--- start of Dataset extract ---
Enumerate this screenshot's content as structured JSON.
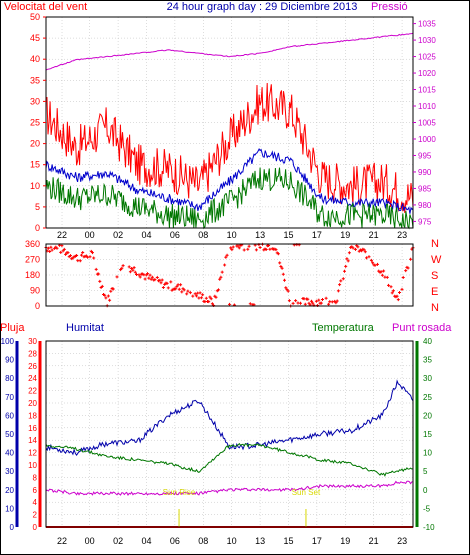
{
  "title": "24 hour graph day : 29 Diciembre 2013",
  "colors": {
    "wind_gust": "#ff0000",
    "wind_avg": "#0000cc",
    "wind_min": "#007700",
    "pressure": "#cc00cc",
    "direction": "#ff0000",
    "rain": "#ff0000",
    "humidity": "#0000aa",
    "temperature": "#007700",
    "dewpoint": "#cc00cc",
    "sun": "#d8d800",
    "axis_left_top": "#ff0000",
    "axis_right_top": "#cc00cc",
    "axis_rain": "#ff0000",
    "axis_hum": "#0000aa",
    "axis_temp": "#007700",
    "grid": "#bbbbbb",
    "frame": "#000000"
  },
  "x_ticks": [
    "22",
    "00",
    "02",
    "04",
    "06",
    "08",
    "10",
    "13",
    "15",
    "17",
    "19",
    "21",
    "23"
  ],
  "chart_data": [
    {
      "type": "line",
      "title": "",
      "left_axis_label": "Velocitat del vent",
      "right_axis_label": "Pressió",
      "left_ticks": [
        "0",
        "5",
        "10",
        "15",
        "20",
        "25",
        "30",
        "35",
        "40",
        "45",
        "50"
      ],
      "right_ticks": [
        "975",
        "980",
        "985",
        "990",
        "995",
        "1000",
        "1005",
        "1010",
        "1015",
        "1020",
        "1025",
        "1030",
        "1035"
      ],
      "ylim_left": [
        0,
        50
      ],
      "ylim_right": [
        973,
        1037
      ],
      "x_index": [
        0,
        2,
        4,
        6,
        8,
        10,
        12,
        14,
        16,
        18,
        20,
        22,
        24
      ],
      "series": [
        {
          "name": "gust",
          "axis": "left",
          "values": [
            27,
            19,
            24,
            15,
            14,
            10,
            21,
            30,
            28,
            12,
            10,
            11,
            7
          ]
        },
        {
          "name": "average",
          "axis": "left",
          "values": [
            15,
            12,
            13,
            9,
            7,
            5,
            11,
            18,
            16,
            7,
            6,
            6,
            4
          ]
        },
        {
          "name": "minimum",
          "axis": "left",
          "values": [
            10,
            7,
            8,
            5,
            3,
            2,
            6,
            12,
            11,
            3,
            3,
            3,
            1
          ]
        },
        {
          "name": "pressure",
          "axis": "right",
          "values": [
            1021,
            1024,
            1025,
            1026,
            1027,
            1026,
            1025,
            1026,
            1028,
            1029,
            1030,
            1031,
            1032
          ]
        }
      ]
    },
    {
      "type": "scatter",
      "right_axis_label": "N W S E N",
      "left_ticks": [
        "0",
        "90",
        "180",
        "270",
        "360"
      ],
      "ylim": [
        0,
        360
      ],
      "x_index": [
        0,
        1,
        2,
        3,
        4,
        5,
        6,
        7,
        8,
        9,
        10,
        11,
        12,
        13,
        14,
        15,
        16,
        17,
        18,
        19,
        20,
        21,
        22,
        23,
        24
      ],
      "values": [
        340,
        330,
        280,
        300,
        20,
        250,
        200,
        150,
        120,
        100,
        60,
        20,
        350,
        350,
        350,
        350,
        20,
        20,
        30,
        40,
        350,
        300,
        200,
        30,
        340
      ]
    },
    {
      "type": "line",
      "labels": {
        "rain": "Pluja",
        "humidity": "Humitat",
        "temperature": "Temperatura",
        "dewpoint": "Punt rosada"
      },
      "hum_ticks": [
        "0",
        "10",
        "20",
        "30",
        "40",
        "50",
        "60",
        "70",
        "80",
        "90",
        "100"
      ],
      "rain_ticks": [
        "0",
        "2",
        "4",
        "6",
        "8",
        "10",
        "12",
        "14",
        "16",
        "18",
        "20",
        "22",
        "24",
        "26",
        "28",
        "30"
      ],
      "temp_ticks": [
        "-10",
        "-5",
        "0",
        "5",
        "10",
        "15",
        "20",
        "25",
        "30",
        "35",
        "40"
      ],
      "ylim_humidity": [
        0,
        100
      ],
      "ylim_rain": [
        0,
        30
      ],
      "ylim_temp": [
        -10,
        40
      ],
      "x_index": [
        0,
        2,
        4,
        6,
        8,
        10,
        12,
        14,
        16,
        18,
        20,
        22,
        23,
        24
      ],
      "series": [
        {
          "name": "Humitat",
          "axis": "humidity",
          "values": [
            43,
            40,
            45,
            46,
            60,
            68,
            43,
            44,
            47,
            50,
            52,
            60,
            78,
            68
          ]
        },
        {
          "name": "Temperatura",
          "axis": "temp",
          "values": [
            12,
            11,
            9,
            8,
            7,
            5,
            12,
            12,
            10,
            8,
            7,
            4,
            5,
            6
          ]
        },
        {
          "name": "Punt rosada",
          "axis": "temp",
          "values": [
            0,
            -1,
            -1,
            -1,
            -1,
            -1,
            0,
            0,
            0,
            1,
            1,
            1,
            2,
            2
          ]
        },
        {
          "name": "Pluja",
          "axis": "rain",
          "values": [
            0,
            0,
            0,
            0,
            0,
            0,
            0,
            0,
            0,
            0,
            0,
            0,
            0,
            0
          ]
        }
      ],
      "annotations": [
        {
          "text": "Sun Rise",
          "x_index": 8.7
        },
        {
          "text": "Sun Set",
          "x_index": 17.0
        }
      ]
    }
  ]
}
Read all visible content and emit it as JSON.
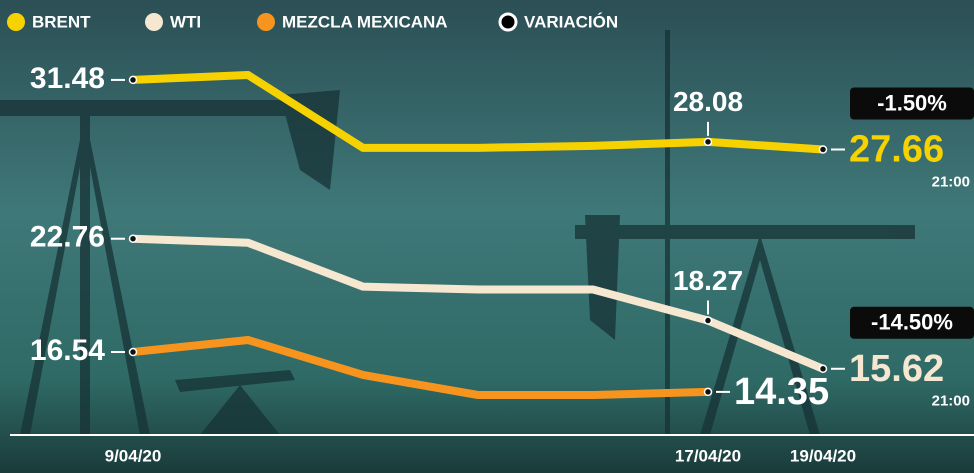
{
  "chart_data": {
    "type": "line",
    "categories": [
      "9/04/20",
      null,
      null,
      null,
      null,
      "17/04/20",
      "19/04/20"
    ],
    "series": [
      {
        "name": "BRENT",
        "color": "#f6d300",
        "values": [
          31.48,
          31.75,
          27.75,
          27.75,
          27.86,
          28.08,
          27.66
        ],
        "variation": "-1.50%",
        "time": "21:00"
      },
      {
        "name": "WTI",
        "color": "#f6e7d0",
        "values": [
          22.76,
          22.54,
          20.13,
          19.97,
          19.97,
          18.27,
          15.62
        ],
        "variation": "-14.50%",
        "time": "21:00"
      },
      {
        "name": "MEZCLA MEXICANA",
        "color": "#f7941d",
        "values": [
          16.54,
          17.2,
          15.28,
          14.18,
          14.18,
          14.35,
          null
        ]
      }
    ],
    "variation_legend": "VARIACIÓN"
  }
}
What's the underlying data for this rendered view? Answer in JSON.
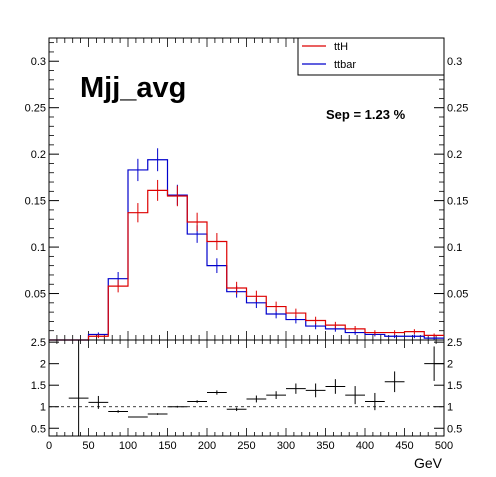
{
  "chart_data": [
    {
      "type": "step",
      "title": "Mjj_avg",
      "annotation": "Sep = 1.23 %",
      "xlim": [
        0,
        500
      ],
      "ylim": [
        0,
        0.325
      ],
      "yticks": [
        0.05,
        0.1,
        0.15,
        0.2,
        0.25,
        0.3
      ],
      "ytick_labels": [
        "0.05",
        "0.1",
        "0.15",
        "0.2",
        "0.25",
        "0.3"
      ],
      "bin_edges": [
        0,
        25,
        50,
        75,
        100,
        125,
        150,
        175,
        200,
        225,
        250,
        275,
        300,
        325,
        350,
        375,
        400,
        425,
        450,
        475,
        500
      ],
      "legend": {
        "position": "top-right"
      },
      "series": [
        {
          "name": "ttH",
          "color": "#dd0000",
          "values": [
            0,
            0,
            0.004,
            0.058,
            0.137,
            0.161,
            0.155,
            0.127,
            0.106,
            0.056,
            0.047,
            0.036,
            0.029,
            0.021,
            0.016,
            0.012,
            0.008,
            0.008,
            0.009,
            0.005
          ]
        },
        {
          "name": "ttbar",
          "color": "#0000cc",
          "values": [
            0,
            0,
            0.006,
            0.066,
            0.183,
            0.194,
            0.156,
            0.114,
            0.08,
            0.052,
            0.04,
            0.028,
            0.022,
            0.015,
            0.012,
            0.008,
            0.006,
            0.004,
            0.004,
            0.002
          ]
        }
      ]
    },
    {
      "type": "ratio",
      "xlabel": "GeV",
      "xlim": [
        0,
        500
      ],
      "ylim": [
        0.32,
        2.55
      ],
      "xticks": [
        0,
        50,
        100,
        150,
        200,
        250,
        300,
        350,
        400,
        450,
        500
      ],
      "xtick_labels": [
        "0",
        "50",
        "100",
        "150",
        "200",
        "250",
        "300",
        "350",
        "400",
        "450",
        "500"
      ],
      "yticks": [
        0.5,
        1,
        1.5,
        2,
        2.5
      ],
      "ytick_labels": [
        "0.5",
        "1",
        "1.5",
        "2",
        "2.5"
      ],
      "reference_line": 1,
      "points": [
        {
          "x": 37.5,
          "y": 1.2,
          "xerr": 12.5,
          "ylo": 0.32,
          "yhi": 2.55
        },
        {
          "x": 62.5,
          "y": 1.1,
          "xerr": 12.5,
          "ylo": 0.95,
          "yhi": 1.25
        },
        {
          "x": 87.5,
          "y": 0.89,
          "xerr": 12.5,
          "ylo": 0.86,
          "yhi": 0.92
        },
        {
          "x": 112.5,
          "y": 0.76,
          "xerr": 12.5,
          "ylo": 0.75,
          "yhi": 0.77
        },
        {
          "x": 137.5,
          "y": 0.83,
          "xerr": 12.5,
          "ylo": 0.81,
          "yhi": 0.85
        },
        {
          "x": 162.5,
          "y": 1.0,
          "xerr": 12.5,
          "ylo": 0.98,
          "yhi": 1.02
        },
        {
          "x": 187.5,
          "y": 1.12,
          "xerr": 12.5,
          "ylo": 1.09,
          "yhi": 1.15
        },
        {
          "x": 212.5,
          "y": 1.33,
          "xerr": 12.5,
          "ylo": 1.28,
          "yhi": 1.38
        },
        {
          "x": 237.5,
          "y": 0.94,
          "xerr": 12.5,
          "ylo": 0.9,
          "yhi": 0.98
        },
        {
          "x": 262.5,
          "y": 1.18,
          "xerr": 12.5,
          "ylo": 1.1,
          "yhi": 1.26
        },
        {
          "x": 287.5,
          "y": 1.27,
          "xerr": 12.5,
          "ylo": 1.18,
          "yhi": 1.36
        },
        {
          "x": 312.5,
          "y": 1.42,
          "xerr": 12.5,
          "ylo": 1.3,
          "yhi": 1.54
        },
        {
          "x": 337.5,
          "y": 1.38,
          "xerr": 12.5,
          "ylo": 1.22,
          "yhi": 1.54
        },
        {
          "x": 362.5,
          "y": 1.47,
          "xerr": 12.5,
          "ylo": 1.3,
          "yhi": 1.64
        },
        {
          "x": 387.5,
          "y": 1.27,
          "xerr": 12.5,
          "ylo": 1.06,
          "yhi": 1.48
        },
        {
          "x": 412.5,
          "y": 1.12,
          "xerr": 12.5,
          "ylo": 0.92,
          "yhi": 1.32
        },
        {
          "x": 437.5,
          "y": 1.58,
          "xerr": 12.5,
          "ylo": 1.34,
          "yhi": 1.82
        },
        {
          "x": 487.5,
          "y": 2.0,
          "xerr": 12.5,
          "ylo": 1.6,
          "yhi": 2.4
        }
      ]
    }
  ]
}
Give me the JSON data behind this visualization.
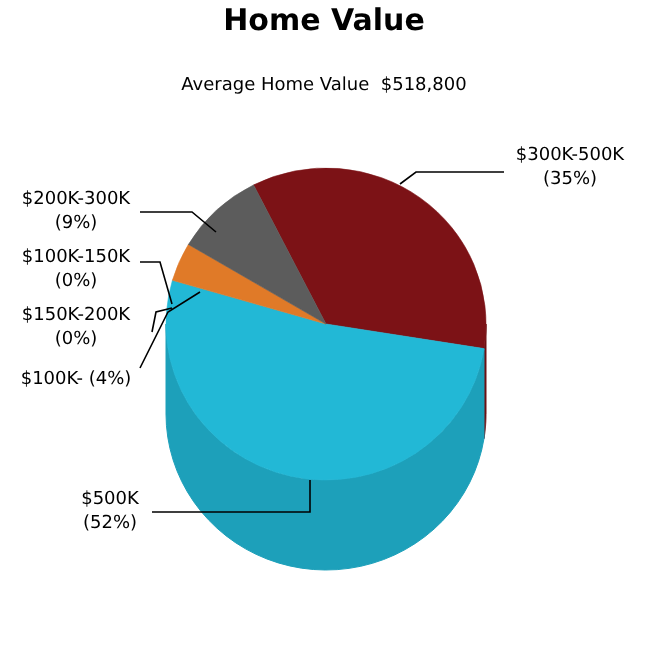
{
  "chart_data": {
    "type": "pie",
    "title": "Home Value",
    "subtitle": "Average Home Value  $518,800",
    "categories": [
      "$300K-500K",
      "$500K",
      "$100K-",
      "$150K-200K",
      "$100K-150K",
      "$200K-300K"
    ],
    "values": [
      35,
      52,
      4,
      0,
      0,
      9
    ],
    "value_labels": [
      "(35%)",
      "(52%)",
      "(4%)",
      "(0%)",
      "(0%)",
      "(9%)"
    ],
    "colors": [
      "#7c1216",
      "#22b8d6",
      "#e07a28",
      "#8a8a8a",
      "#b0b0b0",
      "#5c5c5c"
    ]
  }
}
--- end of Dataset extract ---
Every line holding "Home" should be copied out.

    "title": "Home Value",
    "subtitle": "Average Home Value  $518,800",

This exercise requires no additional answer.